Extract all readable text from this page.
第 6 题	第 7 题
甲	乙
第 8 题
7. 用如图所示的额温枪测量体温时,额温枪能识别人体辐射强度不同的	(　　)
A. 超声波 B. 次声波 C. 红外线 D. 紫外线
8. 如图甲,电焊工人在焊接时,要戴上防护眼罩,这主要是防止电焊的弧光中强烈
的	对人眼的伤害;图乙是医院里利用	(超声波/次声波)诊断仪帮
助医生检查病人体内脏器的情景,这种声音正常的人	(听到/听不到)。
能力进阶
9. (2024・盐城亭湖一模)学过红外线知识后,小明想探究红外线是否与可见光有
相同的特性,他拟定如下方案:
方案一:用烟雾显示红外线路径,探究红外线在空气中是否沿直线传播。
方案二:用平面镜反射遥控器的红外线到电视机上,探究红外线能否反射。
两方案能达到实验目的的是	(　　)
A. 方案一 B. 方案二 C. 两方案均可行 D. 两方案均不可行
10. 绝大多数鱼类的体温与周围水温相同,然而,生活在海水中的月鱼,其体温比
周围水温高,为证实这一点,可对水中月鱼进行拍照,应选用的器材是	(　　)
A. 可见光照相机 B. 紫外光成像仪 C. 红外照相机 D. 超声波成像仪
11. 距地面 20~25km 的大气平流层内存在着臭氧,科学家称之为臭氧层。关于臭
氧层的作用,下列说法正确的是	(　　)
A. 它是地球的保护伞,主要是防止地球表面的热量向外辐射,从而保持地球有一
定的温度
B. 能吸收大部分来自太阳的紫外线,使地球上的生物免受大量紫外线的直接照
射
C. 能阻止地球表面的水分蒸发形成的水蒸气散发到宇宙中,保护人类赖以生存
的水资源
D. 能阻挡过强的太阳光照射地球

● ● ● ● ●

Problem to work on » Set down every record above exactly as given.

Result for this exercise »
Extract all readable text from this page.
第 6 题	第 7 题
甲	乙
第 8 题
7. 用如图所示的额温枪测量体温时,额温枪能识别人体辐射强度不同的	(　　)
A. 超声波 B. 次声波 C. 红外线 D. 紫外线
8. 如图甲,电焊工人在焊接时,要戴上防护眼罩,这主要是防止电焊的弧光中强烈
的	对人眼的伤害;图乙是医院里利用	(超声波/次声波)诊断仪帮
助医生检查病人体内脏器的情景,这种声音正常的人	(听到/听不到)。
能力进阶
9. (2024・盐城亭湖一模)学过红外线知识后,小明想探究红外线是否与可见光有
相同的特性,他拟定如下方案:
方案一:用烟雾显示红外线路径,探究红外线在空气中是否沿直线传播。
方案二:用平面镜反射遥控器的红外线到电视机上,探究红外线能否反射。
两方案能达到实验目的的是	(　　)
A. 方案一 B. 方案二 C. 两方案均可行 D. 两方案均不可行
10. 绝大多数鱼类的体温与周围水温相同,然而,生活在海水中的月鱼,其体温比
周围水温高,为证实这一点,可对水中月鱼进行拍照,应选用的器材是	(　　)
A. 可见光照相机 B. 紫外光成像仪 C. 红外照相机 D. 超声波成像仪
11. 距地面 20~25km 的大气平流层内存在着臭氧,科学家称之为臭氧层。关于臭
氧层的作用,下列说法正确的是	(　　)
A. 它是地球的保护伞,主要是防止地球表面的热量向外辐射,从而保持地球有一
定的温度
B. 能吸收大部分来自太阳的紫外线,使地球上的生物免受大量紫外线的直接照
射
C. 能阻止地球表面的水分蒸发形成的水蒸气散发到宇宙中,保护人类赖以生存
的水资源
D. 能阻挡过强的太阳光照射地球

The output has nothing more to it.